Request: Set the listing down unchanged, minus every embedded image.

Exercise materials:
+++
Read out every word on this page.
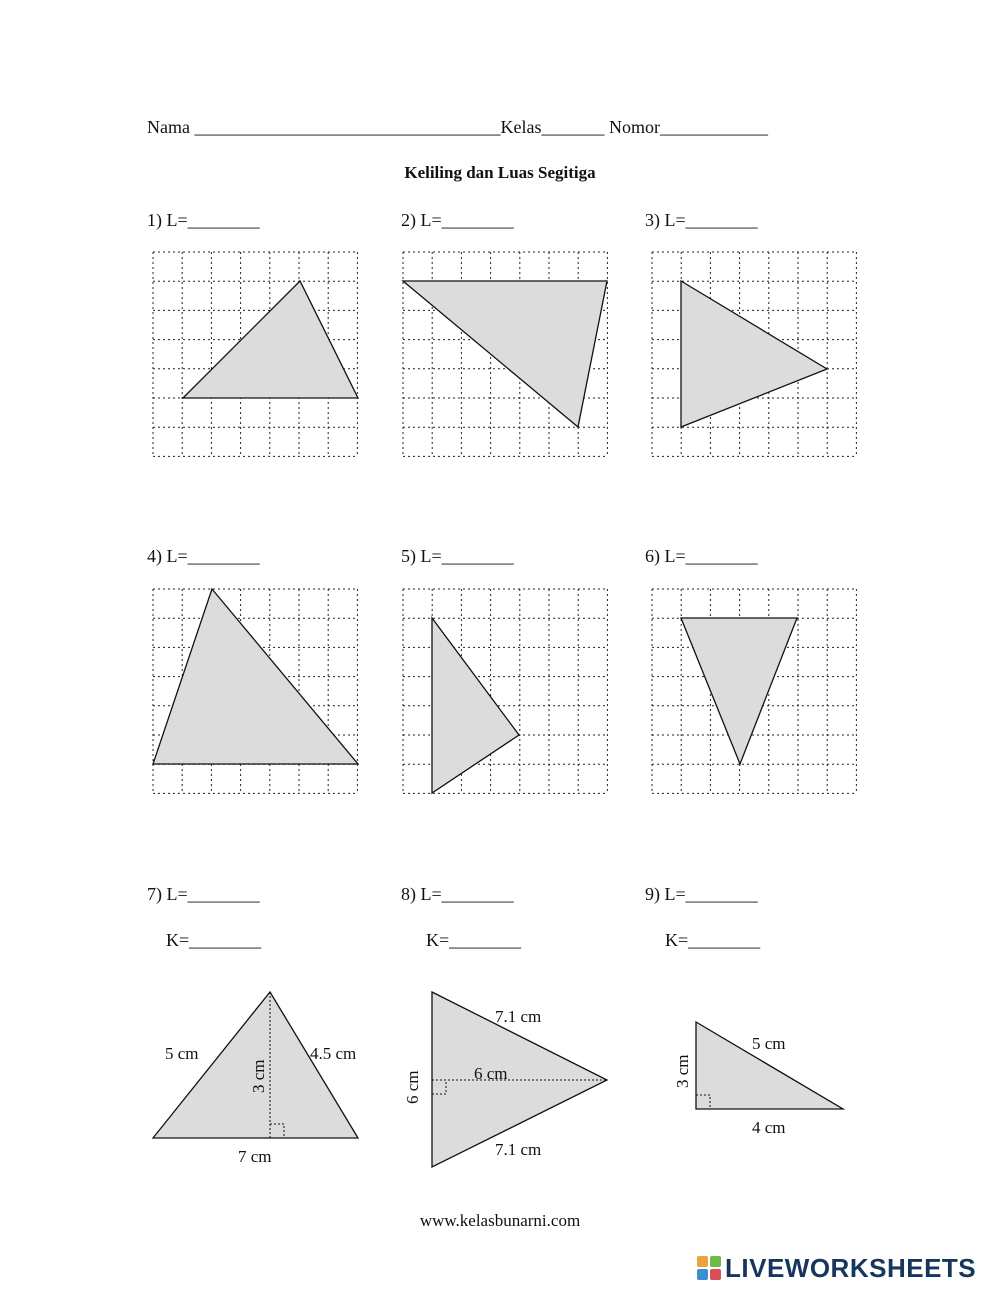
Nama __________________________________Kelas_______ Nomor____________
Keliling dan Luas Segitiga
1) L=________	2) L=________	3) L=________
4) L=________	5) L=________	6) L=________
7) L=________	8) L=________	9) L=________
K=________	K=________	K=________
5 cm	4.5 cm
3 cm
7 cm
7.1 cm
6 cm	6 cm
7.1 cm
3 cm
5 cm
4 cm
www.kelasbunarni.com
LIVEWORKSHEETS
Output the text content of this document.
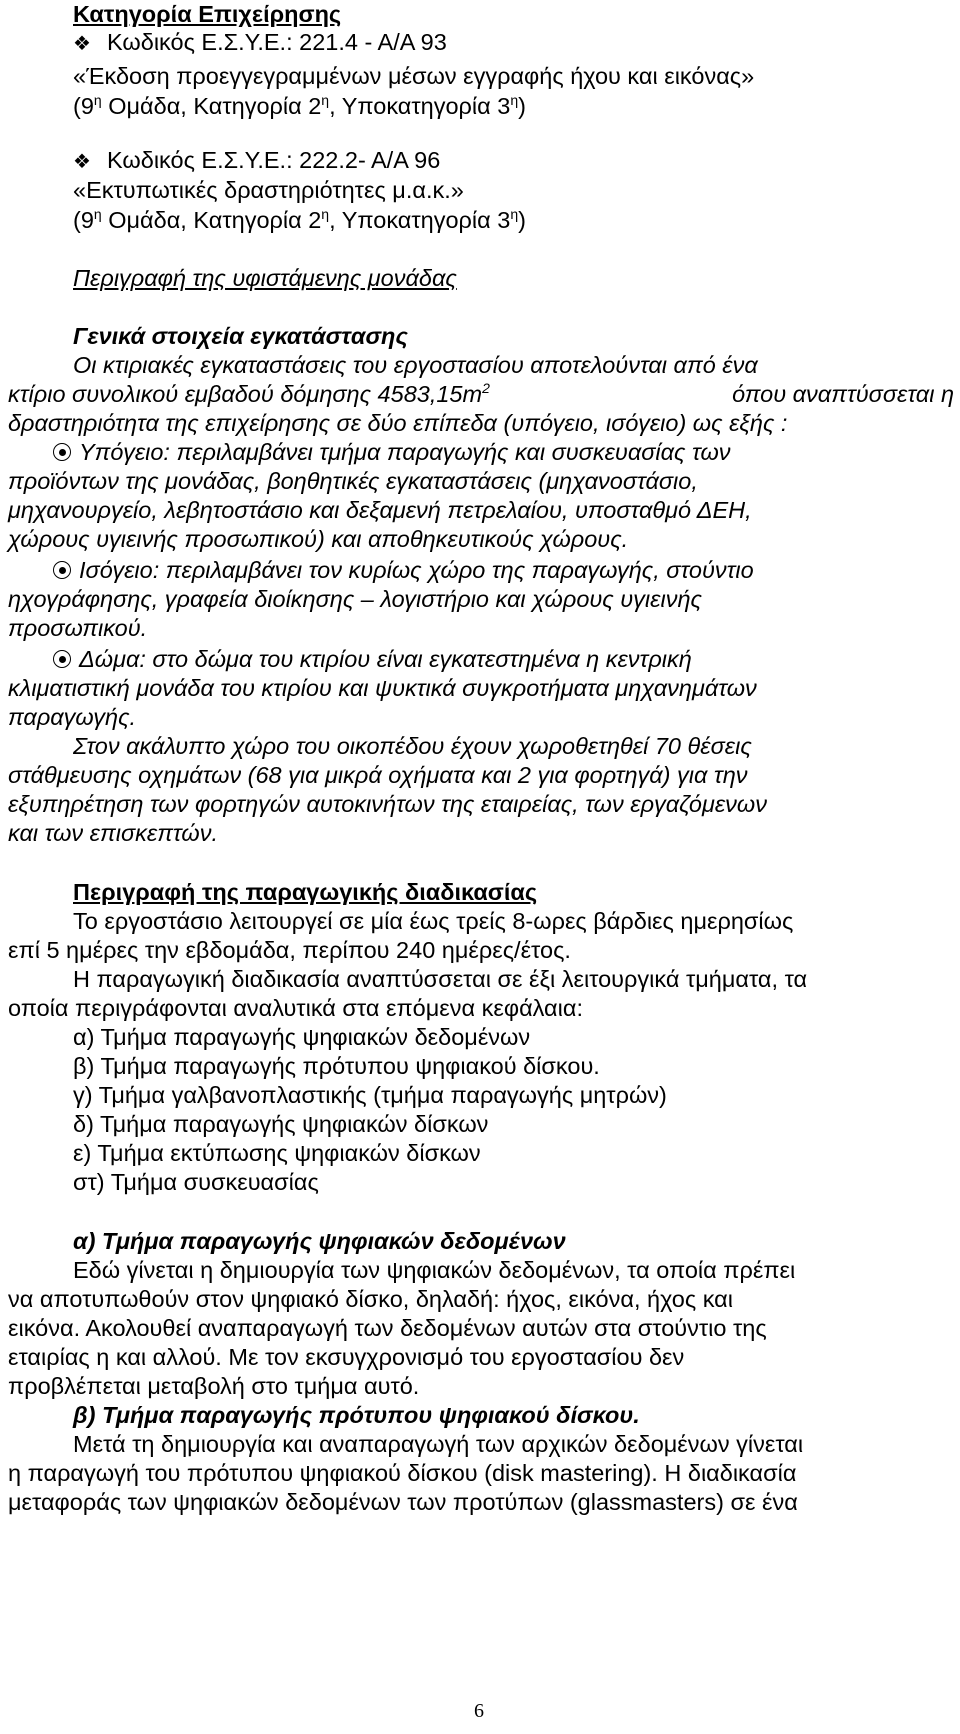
Κατηγορία Επιχείρησης
❖ Κωδικός Ε.Σ.Υ.Ε.: 221.4 - Α/Α 93
«Έκδοση προεγγεγραμμένων μέσων εγγραφής ήχου και εικόνας»
($9^\eta$ Ομάδα, Κατηγορία $2^\eta$, Υποκατηγορία $3^\eta$)
❖ Κωδικός Ε.Σ.Υ.Ε.: 222.2- Α/Α 96
«Εκτυπωτικές δραστηριότητες μ.α.κ.»
($9^\eta$ Ομάδα, Κατηγορία $2^\eta$, Υποκατηγορία $3^\eta$)
Περιγραφή της υφιστάμενης μονάδας
Γενικά στοιχεία εγκατάστασης
Οι κτιριακές εγκαταστάσεις του εργοστασίου αποτελούνται από ένα
κτίριο συνολικού εμβαδού δόμησης $4583,15m^2$	όπου αναπτύσσεται η
δραστηριότητα της επιχείρησης σε δύο επίπεδα (υπόγειο, ισόγειο) ως εξής :
Υπόγειο: περιλαμβάνει τμήμα παραγωγής και συσκευασίας των
προϊόντων της μονάδας, βοηθητικές εγκαταστάσεις (μηχανοστάσιο,
μηχανουργείο, λεβητοστάσιο και δεξαμενή πετρελαίου, υποσταθμό ΔΕΗ,
χώρους υγιεινής προσωπικού) και αποθηκευτικούς χώρους.
Ισόγειο: περιλαμβάνει τον κυρίως χώρο της παραγωγής, στούντιο
ηχογράφησης, γραφεία διοίκησης – λογιστήριο και χώρους υγιεινής
προσωπικού.
Δώμα: στο δώμα του κτιρίου είναι εγκατεστημένα η κεντρική
κλιματιστική μονάδα του κτιρίου και ψυκτικά συγκροτήματα μηχανημάτων
παραγωγής.
Στον ακάλυπτο χώρο του οικοπέδου έχουν χωροθετηθεί 70 θέσεις
στάθμευσης οχημάτων (68 για μικρά οχήματα και 2 για φορτηγά) για την
εξυπηρέτηση των φορτηγών αυτοκινήτων της εταιρείας, των εργαζόμενων
και των επισκεπτών.
Περιγραφή της παραγωγικής διαδικασίας
Το εργοστάσιο λειτουργεί σε μία έως τρείς 8-ωρες βάρδιες ημερησίως
επί 5 ημέρες την εβδομάδα, περίπου 240 ημέρες/έτος.
Η παραγωγική διαδικασία αναπτύσσεται σε έξι λειτουργικά τμήματα, τα
οποία περιγράφονται αναλυτικά στα επόμενα κεφάλαια:
α) Τμήμα παραγωγής ψηφιακών δεδομένων
β) Τμήμα παραγωγής πρότυπου ψηφιακού δίσκου.
γ) Τμήμα γαλβανοπλαστικής (τμήμα παραγωγής μητρών)
δ) Τμήμα παραγωγής ψηφιακών δίσκων
ε) Τμήμα εκτύπωσης ψηφιακών δίσκων
στ) Τμήμα συσκευασίας
α) Τμήμα παραγωγής ψηφιακών δεδομένων
Εδώ γίνεται η δημιουργία των ψηφιακών δεδομένων, τα οποία πρέπει
να αποτυπωθούν στον ψηφιακό δίσκο, δηλαδή: ήχος, εικόνα, ήχος και
εικόνα. Ακολουθεί αναπαραγωγή των δεδομένων αυτών στα στούντιο της
εταιρίας η και αλλού. Με τον εκσυγχρονισμό του εργοστασίου δεν
προβλέπεται μεταβολή στο τμήμα αυτό.
β) Τμήμα παραγωγής πρότυπου ψηφιακού δίσκου.
Μετά τη δημιουργία και αναπαραγωγή των αρχικών δεδομένων γίνεται
η παραγωγή του πρότυπου ψηφιακού δίσκου (disk mastering). Η διαδικασία
μεταφοράς των ψηφιακών δεδομένων των προτύπων (glassmasters) σε ένα
6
+++
Expected output:
Read out every word on this page.
Nama __________________________________Kelas_______ Nomor____________
Keliling dan Luas Segitiga
1) L=________	2) L=________	3) L=________
4) L=________	5) L=________	6) L=________
7) L=________	8) L=________	9) L=________
K=________	K=________	K=________
5 cm	4.5 cm
3 cm
7 cm
7.1 cm
6 cm	6 cm
7.1 cm
3 cm
5 cm
4 cm
www.kelasbunarni.com
LIVEWORKSHEETS
Output the text content of this document.
Κατηγορία Επιχείρησης
❖ Κωδικός Ε.Σ.Υ.Ε.: 221.4 - Α/Α 93
«Έκδοση προεγγεγραμμένων μέσων εγγραφής ήχου και εικόνας»
($9^\eta$ Ομάδα, Κατηγορία $2^\eta$, Υποκατηγορία $3^\eta$)
❖ Κωδικός Ε.Σ.Υ.Ε.: 222.2- Α/Α 96
«Εκτυπωτικές δραστηριότητες μ.α.κ.»
($9^\eta$ Ομάδα, Κατηγορία $2^\eta$, Υποκατηγορία $3^\eta$)
Περιγραφή της υφιστάμενης μονάδας
Γενικά στοιχεία εγκατάστασης
Οι κτιριακές εγκαταστάσεις του εργοστασίου αποτελούνται από ένα
κτίριο συνολικού εμβαδού δόμησης $4583,15m^2$	όπου αναπτύσσεται η
δραστηριότητα της επιχείρησης σε δύο επίπεδα (υπόγειο, ισόγειο) ως εξής :
Υπόγειο: περιλαμβάνει τμήμα παραγωγής και συσκευασίας των
προϊόντων της μονάδας, βοηθητικές εγκαταστάσεις (μηχανοστάσιο,
μηχανουργείο, λεβητοστάσιο και δεξαμενή πετρελαίου, υποσταθμό ΔΕΗ,
χώρους υγιεινής προσωπικού) και αποθηκευτικούς χώρους.
Ισόγειο: περιλαμβάνει τον κυρίως χώρο της παραγωγής, στούντιο
ηχογράφησης, γραφεία διοίκησης – λογιστήριο και χώρους υγιεινής
προσωπικού.
Δώμα: στο δώμα του κτιρίου είναι εγκατεστημένα η κεντρική
κλιματιστική μονάδα του κτιρίου και ψυκτικά συγκροτήματα μηχανημάτων
παραγωγής.
Στον ακάλυπτο χώρο του οικοπέδου έχουν χωροθετηθεί 70 θέσεις
στάθμευσης οχημάτων (68 για μικρά οχήματα και 2 για φορτηγά) για την
εξυπηρέτηση των φορτηγών αυτοκινήτων της εταιρείας, των εργαζόμενων
και των επισκεπτών.
Περιγραφή της παραγωγικής διαδικασίας
Το εργοστάσιο λειτουργεί σε μία έως τρείς 8-ωρες βάρδιες ημερησίως
επί 5 ημέρες την εβδομάδα, περίπου 240 ημέρες/έτος.
Η παραγωγική διαδικασία αναπτύσσεται σε έξι λειτουργικά τμήματα, τα
οποία περιγράφονται αναλυτικά στα επόμενα κεφάλαια:
α) Τμήμα παραγωγής ψηφιακών δεδομένων
β) Τμήμα παραγωγής πρότυπου ψηφιακού δίσκου.
γ) Τμήμα γαλβανοπλαστικής (τμήμα παραγωγής μητρών)
δ) Τμήμα παραγωγής ψηφιακών δίσκων
ε) Τμήμα εκτύπωσης ψηφιακών δίσκων
στ) Τμήμα συσκευασίας
α) Τμήμα παραγωγής ψηφιακών δεδομένων
Εδώ γίνεται η δημιουργία των ψηφιακών δεδομένων, τα οποία πρέπει
να αποτυπωθούν στον ψηφιακό δίσκο, δηλαδή: ήχος, εικόνα, ήχος και
εικόνα. Ακολουθεί αναπαραγωγή των δεδομένων αυτών στα στούντιο της
εταιρίας η και αλλού. Με τον εκσυγχρονισμό του εργοστασίου δεν
προβλέπεται μεταβολή στο τμήμα αυτό.
β) Τμήμα παραγωγής πρότυπου ψηφιακού δίσκου.
Μετά τη δημιουργία και αναπαραγωγή των αρχικών δεδομένων γίνεται
η παραγωγή του πρότυπου ψηφιακού δίσκου (disk mastering). Η διαδικασία
μεταφοράς των ψηφιακών δεδομένων των προτύπων (glassmasters) σε ένα
6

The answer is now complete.